(Excerpt from a dataset)
---*---
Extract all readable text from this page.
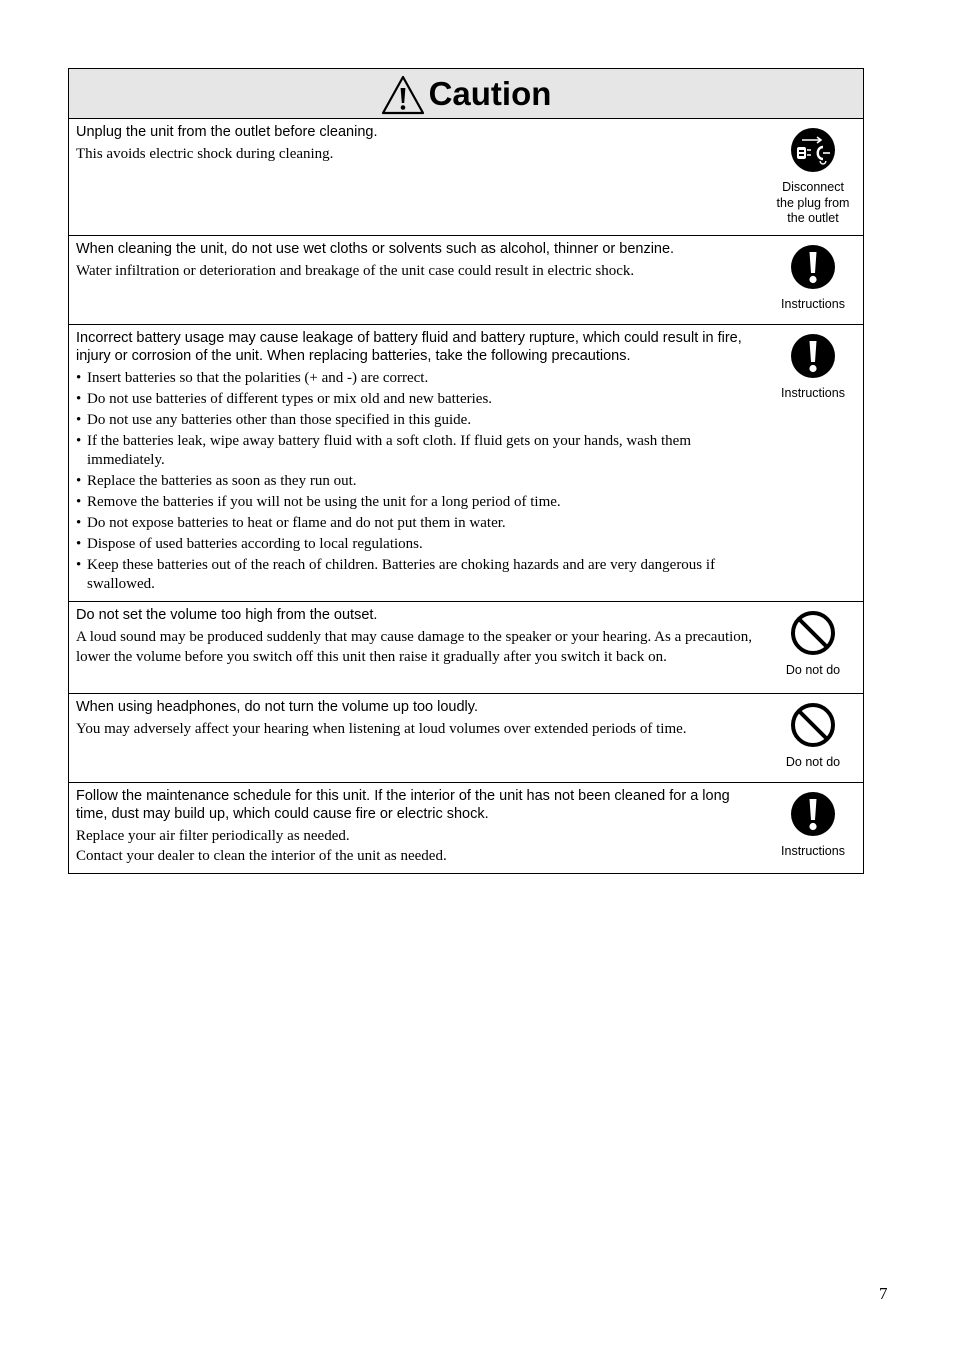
Caution

Unplug the unit from the outlet before cleaning.

This avoids electric shock during cleaning.

Disconnect
the plug from
the outlet

When cleaning the unit, do not use wet cloths or solvents such as alcohol, thinner or benzine.

Water infiltration or deterioration and breakage of the unit case could result in electric shock.

Instructions

Incorrect battery usage may cause leakage of battery fluid and battery rupture, which could result in fire, injury or corrosion of the unit. When replacing batteries, take the following precautions.

• Insert batteries so that the polarities (+ and -) are correct.
• Do not use batteries of different types or mix old and new batteries.
• Do not use any batteries other than those specified in this guide.
• If the batteries leak, wipe away battery fluid with a soft cloth. If fluid gets on your hands, wash them immediately.
• Replace the batteries as soon as they run out.
• Remove the batteries if you will not be using the unit for a long period of time.
• Do not expose batteries to heat or flame and do not put them in water.
• Dispose of used batteries according to local regulations.
• Keep these batteries out of the reach of children. Batteries are choking hazards and are very dangerous if swallowed.
Instructions

Do not set the volume too high from the outset.

A loud sound may be produced suddenly that may cause damage to the speaker or your hearing. As a precaution, lower the volume before you switch off this unit then raise it gradually after you switch it back on.

Do not do

When using headphones, do not turn the volume up too loudly.

You may adversely affect your hearing when listening at loud volumes over extended periods of time.

Do not do

Follow the maintenance schedule for this unit. If the interior of the unit has not been cleaned for a long time, dust may build up, which could cause fire or electric shock.

Replace your air filter periodically as needed.

Contact your dealer to clean the interior of the unit as needed.	Instructions
7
---*---
◆ Objective
All of the entries above should be duplicated exactly, except for the pictures.

◆ Written answer
Extract all readable text from this page.
Caution

Unplug the unit from the outlet before cleaning.

This avoids electric shock during cleaning.

Disconnect
the plug from
the outlet

When cleaning the unit, do not use wet cloths or solvents such as alcohol, thinner or benzine.

Water infiltration or deterioration and breakage of the unit case could result in electric shock.

Instructions

Incorrect battery usage may cause leakage of battery fluid and battery rupture, which could result in fire, injury or corrosion of the unit. When replacing batteries, take the following precautions.

• Insert batteries so that the polarities (+ and -) are correct.
• Do not use batteries of different types or mix old and new batteries.
• Do not use any batteries other than those specified in this guide.
• If the batteries leak, wipe away battery fluid with a soft cloth. If fluid gets on your hands, wash them immediately.
• Replace the batteries as soon as they run out.
• Remove the batteries if you will not be using the unit for a long period of time.
• Do not expose batteries to heat or flame and do not put them in water.
• Dispose of used batteries according to local regulations.
• Keep these batteries out of the reach of children. Batteries are choking hazards and are very dangerous if swallowed.
Instructions

Do not set the volume too high from the outset.

A loud sound may be produced suddenly that may cause damage to the speaker or your hearing. As a precaution, lower the volume before you switch off this unit then raise it gradually after you switch it back on.

Do not do

When using headphones, do not turn the volume up too loudly.

You may adversely affect your hearing when listening at loud volumes over extended periods of time.

Do not do

Follow the maintenance schedule for this unit. If the interior of the unit has not been cleaned for a long time, dust may build up, which could cause fire or electric shock.

Replace your air filter periodically as needed.

Contact your dealer to clean the interior of the unit as needed.	Instructions
7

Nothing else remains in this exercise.